_Written problem:_
Find how many lines contain the word "النسبة" and state that number alone.

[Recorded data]
______________________________

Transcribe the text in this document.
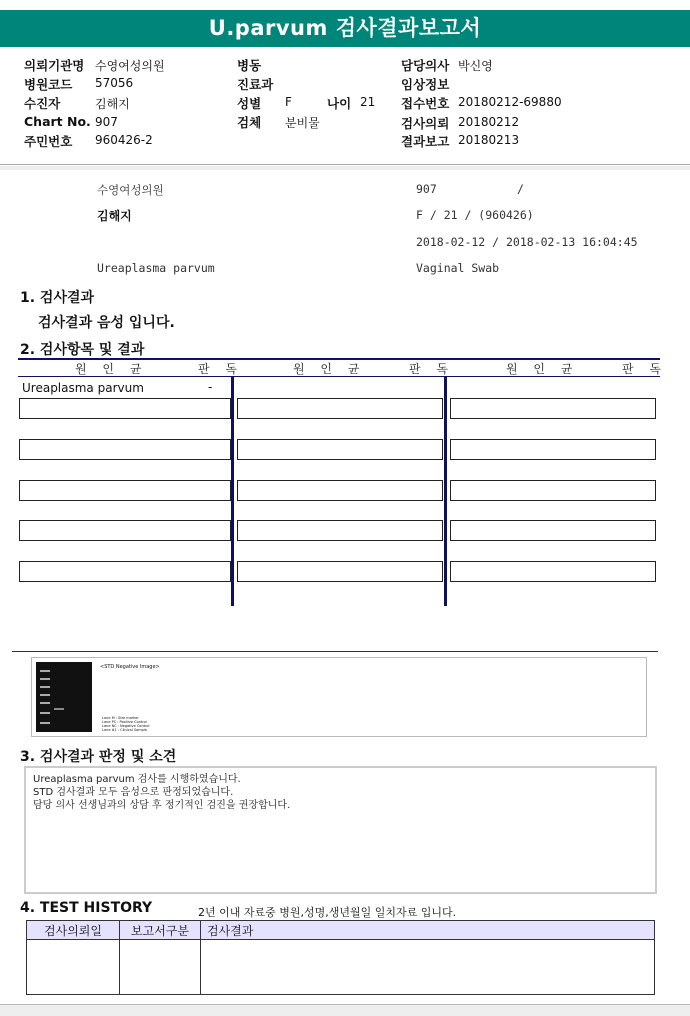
U.parvum 검사결과보고서
의뢰기관명 수영여성의원	병동	담당의사 박신영
병원코드 57056	진료과	임상정보
수진자	김해지	성별 F	나이 21 접수번호 20180212-69880
Chart No. 907	검체 분비물	검사의뢰 20180212
주민번호 960426-2	결과보고 20180213
수영여성의원	907	/
김해지	F / 21 / (960426)
2018-02-12 / 2018-02-13 16:04:45
Ureaplasma parvum	Vaginal Swab
1. 검사결과
검사결과 음성 입니다.
2. 검사항목 및 결과
원 인 균	판 독	원 인 균	판 독	원 인 균	판 독
Ureaplasma parvum	-
<STD Negative Image>
Lane M : Size marker
Lane PC : Positive Control
Lane NC : Negative Control
Lane #1 : Clinical Sample
3. 검사결과 판정 및 소견
Ureaplasma parvum 검사를 시행하였습니다.
STD 검사결과 모두 음성으로 판정되었습니다.
담당 의사 선생님과의 상담 후 정기적인 검진을 권장합니다.
4. TEST HISTORY	2년 이내 자료중 병원,성명,생년월일 일치자료 입니다.
검사의뢰일	보고서구분	검사결과
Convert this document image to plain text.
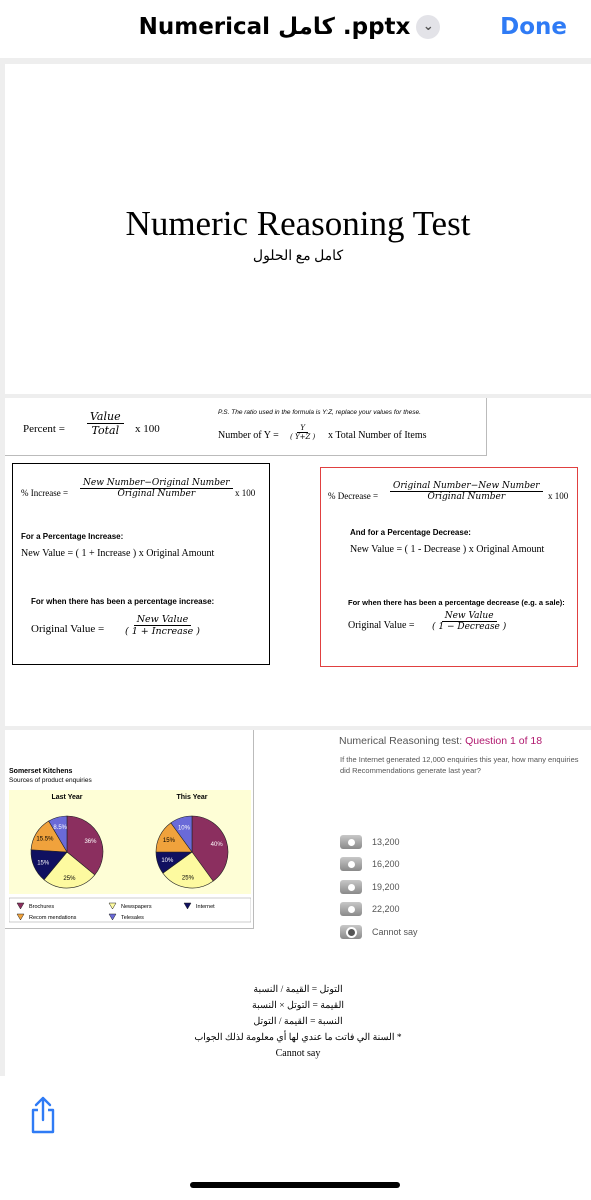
Numerical كامل .pptx ⌄	Done
Numeric Reasoning Test
كامل مع الحلول
Percent = $\frac{\text{Value}}{\text{Total}}$ x 100
P.S. The ratio used in the formula is Y:Z, replace your values for these.
Number of $Y = \frac{Y}{( Y+Z )}$ x Total Number of Items
% Increase = $\frac{\text{New Number−Original Number}}{\text{Original Number}}$ x 100
For a Percentage Increase:
New Value = ( 1 + Increase ) x Original Amount
For when there has been a percentage increase:
Original Value = $\frac{\text{New Value}}{\text{( 1 + Increase )}}$
% Decrease = $\frac{\text{Original Number−New Number}}{\text{Original Number}}$ x 100
And for a Percentage Decrease:
New Value = ( 1 - Decrease ) x Original Amount
For when there has been a percentage decrease (e.g. a sale):
Original Value = $\frac{\text{New Value}}{\text{( 1 − Decrease )}}$
Somerset Kitchens
Sources of product enquiries
Last Year
36%
25%
15%
15.5%
8.5%
This Year
40%
25%
10%
15%
10%
Brochures	Newspapers	Internet
Recom mendations	Telesales
Numerical Reasoning test: Question 1 of 18
If the Internet generated 12,000 enquiries this year, how many enquiries did Recommendations generate last year?
13,200
16,200
19,200
22,200
Cannot say
التوتل = القيمة / النسبة
القيمة = التوتل × النسبة
النسبة = القيمة / التوتل
السنة الي فاتت ما عندي لها أي معلومة لذلك الجواب *
Cannot say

______________________________

_Task result:_
3